<<<<

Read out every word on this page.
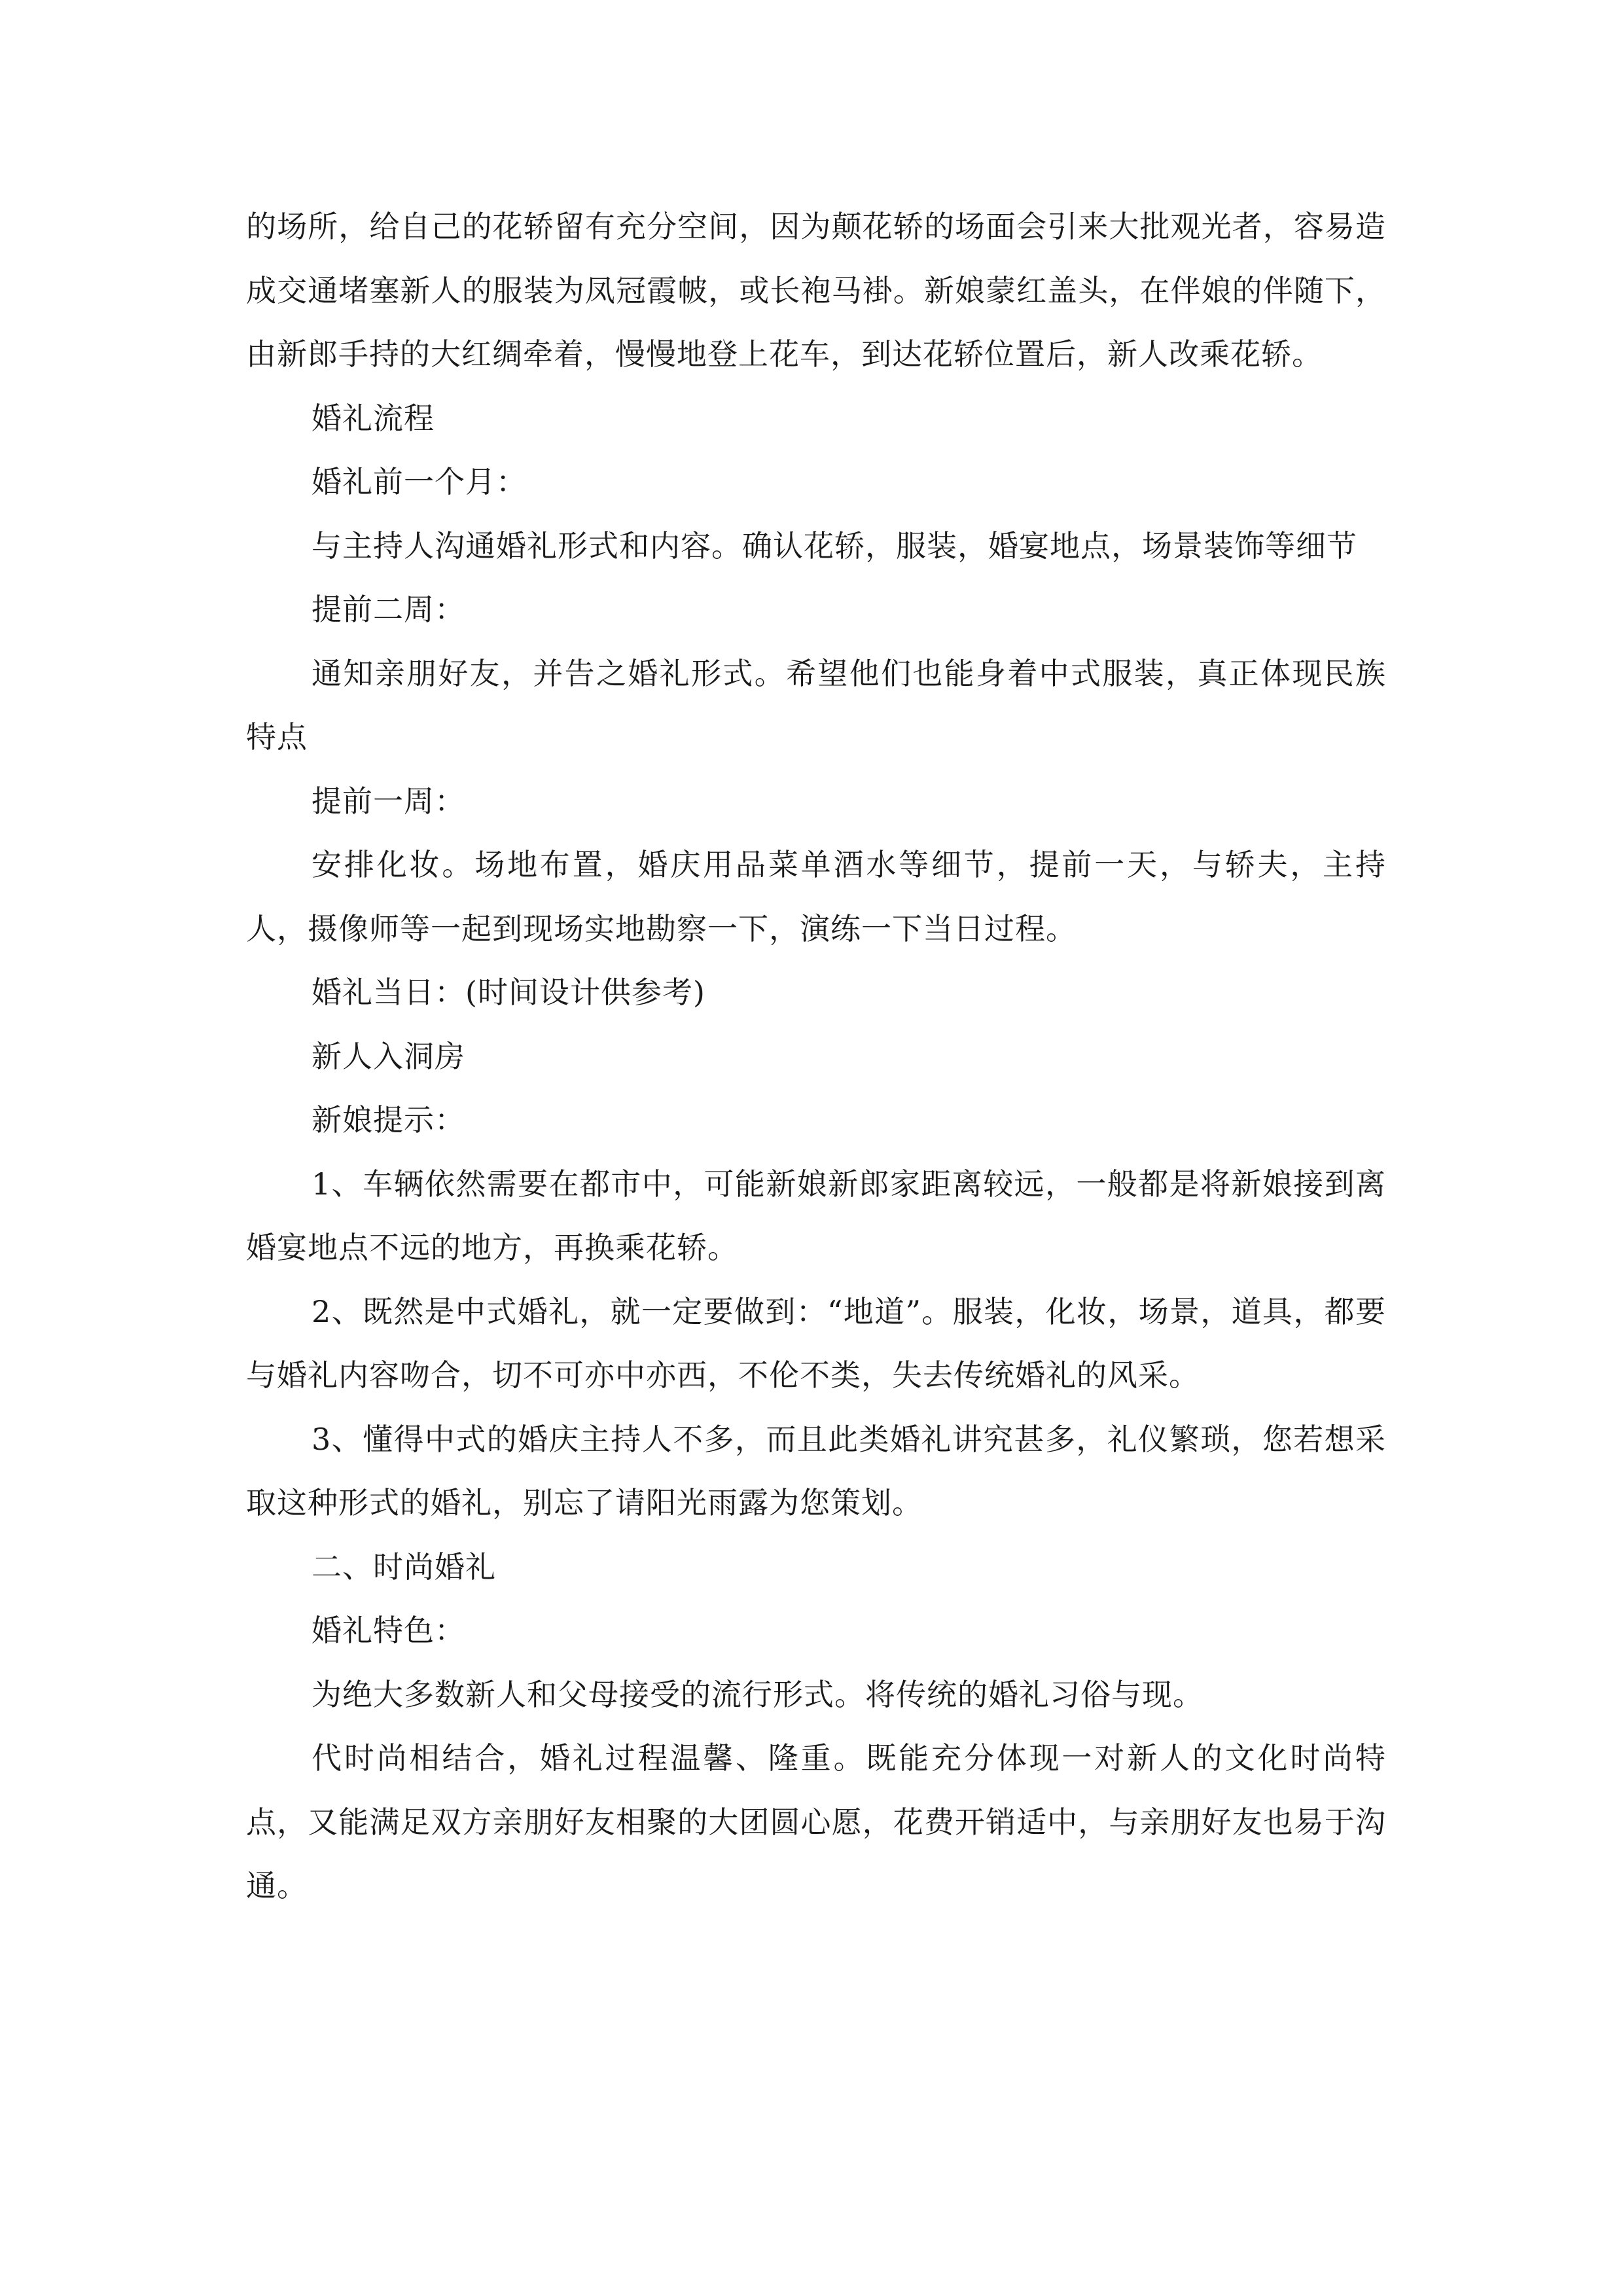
的场所，给自己的花轿留有充分空间，因为颠花轿的场面会引来大批观光者，容易造成交通堵塞新人的服装为凤冠霞帔，或长袍马褂。新娘蒙红盖头，在伴娘的伴随下，由新郎手持的大红绸牵着，慢慢地登上花车，到达花轿位置后，新人改乘花轿。

婚礼流程

婚礼前一个月：

与主持人沟通婚礼形式和内容。确认花轿，服装，婚宴地点，场景装饰等细节

提前二周：

通知亲朋好友，并告之婚礼形式。希望他们也能身着中式服装，真正体现民族特点

提前一周：

安排化妆。场地布置，婚庆用品菜单酒水等细节，提前一天，与轿夫，主持人，摄像师等一起到现场实地勘察一下，演练一下当日过程。

婚礼当日：(时间设计供参考)

新人入洞房

新娘提示：

1、车辆依然需要在都市中，可能新娘新郎家距离较远，一般都是将新娘接到离婚宴地点不远的地方，再换乘花轿。

2、既然是中式婚礼，就一定要做到：“地道”。服装，化妆，场景，道具，都要与婚礼内容吻合，切不可亦中亦西，不伦不类，失去传统婚礼的风采。

3、懂得中式的婚庆主持人不多，而且此类婚礼讲究甚多，礼仪繁琐，您若想采取这种形式的婚礼，别忘了请阳光雨露为您策划。

二、时尚婚礼

婚礼特色：

为绝大多数新人和父母接受的流行形式。将传统的婚礼习俗与现。

代时尚相结合，婚礼过程温馨、隆重。既能充分体现一对新人的文化时尚特点，又能满足双方亲朋好友相聚的大团圆心愿，花费开销适中，与亲朋好友也易于沟通。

>>>>

** TO BE DONE **
Reproduce the listing above exactly, excluding all pictures.

** SOLUTION FOR THIS EXERCISE **
Read out every word on this page.
的场所，给自己的花轿留有充分空间，因为颠花轿的场面会引来大批观光者，容易造成交通堵塞新人的服装为凤冠霞帔，或长袍马褂。新娘蒙红盖头，在伴娘的伴随下，由新郎手持的大红绸牵着，慢慢地登上花车，到达花轿位置后，新人改乘花轿。

婚礼流程

婚礼前一个月：

与主持人沟通婚礼形式和内容。确认花轿，服装，婚宴地点，场景装饰等细节

提前二周：

通知亲朋好友，并告之婚礼形式。希望他们也能身着中式服装，真正体现民族特点

提前一周：

安排化妆。场地布置，婚庆用品菜单酒水等细节，提前一天，与轿夫，主持人，摄像师等一起到现场实地勘察一下，演练一下当日过程。

婚礼当日：(时间设计供参考)

新人入洞房

新娘提示：

1、车辆依然需要在都市中，可能新娘新郎家距离较远，一般都是将新娘接到离婚宴地点不远的地方，再换乘花轿。

2、既然是中式婚礼，就一定要做到：“地道”。服装，化妆，场景，道具，都要与婚礼内容吻合，切不可亦中亦西，不伦不类，失去传统婚礼的风采。

3、懂得中式的婚庆主持人不多，而且此类婚礼讲究甚多，礼仪繁琐，您若想采取这种形式的婚礼，别忘了请阳光雨露为您策划。

二、时尚婚礼

婚礼特色：

为绝大多数新人和父母接受的流行形式。将传统的婚礼习俗与现。

代时尚相结合，婚礼过程温馨、隆重。既能充分体现一对新人的文化时尚特点，又能满足双方亲朋好友相聚的大团圆心愿，花费开销适中，与亲朋好友也易于沟通。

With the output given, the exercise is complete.